SUPPLIED TEXT —
+ + + + +

Racing returns and taxes
Tabcorp’s businesses generated $459.6 million
in gambling taxes in FY15. A further $773.2
million was generated in returns to the racing
industry, a 5.2% increase on the prior financial
year. Tabcorp’s commercial performance
underpins the financial success of the racing
industry. We look forward to continuing to
work jointly with the racing industry and our
venue partners and other key stakeholders
in 2016.
Legal proceedings
In May 2015, the High Court of Australia
granted Tabcorp special leave to appeal
a judgment of the Court of Appeal of the
Supreme Court of Victoria. That judgment
relates to Tabcorp’s claim for a payment
of approximately $686.8 million from
the State of Victoria. The appeal is likely
to be heard by the end of 2015.
Separately, in February 2015 the High Court
declined to grant Tabcorp special leave to
appeal in relation to a Court of Appeal of the
Supreme Court of Victoria judgment on the
Health Benefit Levy. This was fully provided
for in Tabcorp’s FY14 earnings ($19.5 million
after tax) and did not have any financial
impact on Tabcorp in FY15.
AUSTRAC civil proceedings
In July 2015, the Australian Transaction Reports
and Analysis Centre (AUSTRAC) brought civil
proceedings against Tabcorp and our NSW
and Victorian wagering businesses. The claim
includes matters which have been raised by
and discussed with AUSTRAC over an extended
period. A program of works, underway for some
time, has been expanded and accelerated.
Tabcorp is committed to the highest levels
of regulatory compliance and resolving the
matters raised by AUSTRAC as a priority.
Tabcorp’s people
Tabcorp’s more than 3,000 employees ensure
we deliver great entertainment experiences
to our customers. I would like to acknowledge
the commitment of our people, led by our
Managing Director and Chief Executive
Officer, David Attenborough, and his Senior
Executive Leadership Team. We are very
focused on talent management and the
engagement of Tabcorp’s workforce. Our
ongoing success as a business will be
supported by our ability to grow, attract
and retain talent.
Focus on the future
In closing, it is pleasing to be able to report
that Tabcorp ended FY15 in a stronger
financial and strategic position.
The Company has a portfolio of quality,
integrated gambling entertainment
businesses that are well placed to deliver
profitable growth. Our businesses are
underpinned by long-dated licences,
geographic diversification and strong
stakeholder relationships.
In 2016, we will continue to focus on investing
in the customer experience. We will also
continue to prioritise investment in high-
growth areas that can set us apart from our
competitors. These include our retail, digital
and media assets, our market-leading brands
and product and service innovation.

+ + + + +

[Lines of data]

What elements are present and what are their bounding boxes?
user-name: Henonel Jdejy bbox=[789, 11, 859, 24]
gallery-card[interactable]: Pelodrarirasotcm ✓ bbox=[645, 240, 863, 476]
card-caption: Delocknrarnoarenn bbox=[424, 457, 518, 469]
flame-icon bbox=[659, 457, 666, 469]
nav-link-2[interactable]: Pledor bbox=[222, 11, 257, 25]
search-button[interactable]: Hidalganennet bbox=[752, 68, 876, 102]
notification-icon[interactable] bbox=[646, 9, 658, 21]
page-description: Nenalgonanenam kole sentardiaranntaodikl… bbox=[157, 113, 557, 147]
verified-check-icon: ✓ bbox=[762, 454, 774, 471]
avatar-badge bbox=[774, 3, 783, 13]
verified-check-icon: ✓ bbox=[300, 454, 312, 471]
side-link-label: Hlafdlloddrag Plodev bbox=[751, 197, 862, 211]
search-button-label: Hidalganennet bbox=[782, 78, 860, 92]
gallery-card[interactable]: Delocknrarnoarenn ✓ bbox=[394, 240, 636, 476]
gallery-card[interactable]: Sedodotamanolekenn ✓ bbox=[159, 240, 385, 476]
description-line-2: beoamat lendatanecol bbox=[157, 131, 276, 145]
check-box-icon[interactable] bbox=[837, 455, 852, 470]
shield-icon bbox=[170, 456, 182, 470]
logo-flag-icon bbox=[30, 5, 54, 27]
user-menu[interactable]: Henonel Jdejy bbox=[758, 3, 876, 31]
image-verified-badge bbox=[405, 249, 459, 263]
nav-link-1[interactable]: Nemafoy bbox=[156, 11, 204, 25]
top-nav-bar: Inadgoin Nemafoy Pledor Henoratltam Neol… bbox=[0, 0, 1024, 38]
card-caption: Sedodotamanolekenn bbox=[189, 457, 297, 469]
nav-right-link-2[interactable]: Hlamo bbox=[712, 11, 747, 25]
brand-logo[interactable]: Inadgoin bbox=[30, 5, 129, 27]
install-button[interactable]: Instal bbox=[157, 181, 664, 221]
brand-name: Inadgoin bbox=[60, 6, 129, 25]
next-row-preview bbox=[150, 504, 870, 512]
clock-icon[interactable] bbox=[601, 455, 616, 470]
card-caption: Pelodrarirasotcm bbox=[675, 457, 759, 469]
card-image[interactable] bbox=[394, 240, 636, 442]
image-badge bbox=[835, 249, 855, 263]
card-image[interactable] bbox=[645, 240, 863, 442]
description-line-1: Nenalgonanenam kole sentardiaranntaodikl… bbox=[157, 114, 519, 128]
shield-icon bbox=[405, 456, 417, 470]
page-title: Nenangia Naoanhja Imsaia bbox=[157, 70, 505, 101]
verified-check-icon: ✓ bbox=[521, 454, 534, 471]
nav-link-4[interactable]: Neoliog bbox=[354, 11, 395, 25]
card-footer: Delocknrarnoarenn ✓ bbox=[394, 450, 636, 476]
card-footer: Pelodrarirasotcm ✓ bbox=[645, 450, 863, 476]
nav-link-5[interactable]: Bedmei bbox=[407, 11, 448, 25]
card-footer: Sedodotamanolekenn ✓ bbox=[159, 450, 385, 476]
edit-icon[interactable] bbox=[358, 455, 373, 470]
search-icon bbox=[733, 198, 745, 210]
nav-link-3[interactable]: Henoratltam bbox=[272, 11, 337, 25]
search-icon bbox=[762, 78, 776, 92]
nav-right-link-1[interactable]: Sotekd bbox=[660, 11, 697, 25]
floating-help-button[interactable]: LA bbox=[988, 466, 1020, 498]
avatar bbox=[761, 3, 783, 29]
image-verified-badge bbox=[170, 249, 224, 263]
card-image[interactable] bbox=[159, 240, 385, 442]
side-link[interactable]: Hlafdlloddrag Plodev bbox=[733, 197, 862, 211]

+ + + + +

THE TASKS —
[1] According to the Tabcorp report, how much did Tabcorp generate in returns to the racing industry in FY15?
[2] Write the next part of the Tabcorp report, picking up after its final sentence.

ANSWERS GIVEN —
[1] $773.2 million, a 5.2% increase on the prior financial year.

[2]
Finally, I would like to thank you for your
support of Tabcorp. I look forward to
shareholders joining us for our Annual
General Meeting on 29 October 2015, which
will be held at The Langham in Melbourne.
For those who cannot attend in person,
but would like to follow the proceedings,
the meeting will be webcast live through
www.tabcorp.com.au.
Paula J Dwyer
Chairman
7
Tabcorp Concise Annual Report 2015Chief Executive Officer’s message
“Tabcorp’s FY15 performance demonstrates the success
of the Company’s multi-channel strategy and the benefits
of our ongoing focus on customers, products and brands.”
Tabcorp’s 2015 financial year (FY15) performance
demonstrates the success of the Company’s
multi-channel strategy and the benefits of
our ongoing focus on customers, products
and brands.
We are pleased to have delivered a successful
FY15 and are now well set up to continue
delivering on our objective of increasing
returns to shareholders.
Group performance overview
Group revenues were $2,155.5 million, up 5.7%
on the prior financial year.
Operating expenses were $458.6 million, up
5.8%. Excluding $14 million in costs relating
to ACTTAB, operating expenses were up
2.6%. We remain very focused on disciplined
expense management and operating within
the framework of a 21% operating expenses
to revenue ratio. Earnings Before Interest,
Tax, Depreciation and Amortisation (EBITDA)
before significant items were $508.1 million,
up 4.5%.
I will now outline the performance of each
of our three businesses.
Wagering and Media
Tabcorp integrated its Wagering and Media
businesses during the year to provide greater
alignment of wagering and our Sky media
assets. This is important as media and vision
are key drivers of wagering activity.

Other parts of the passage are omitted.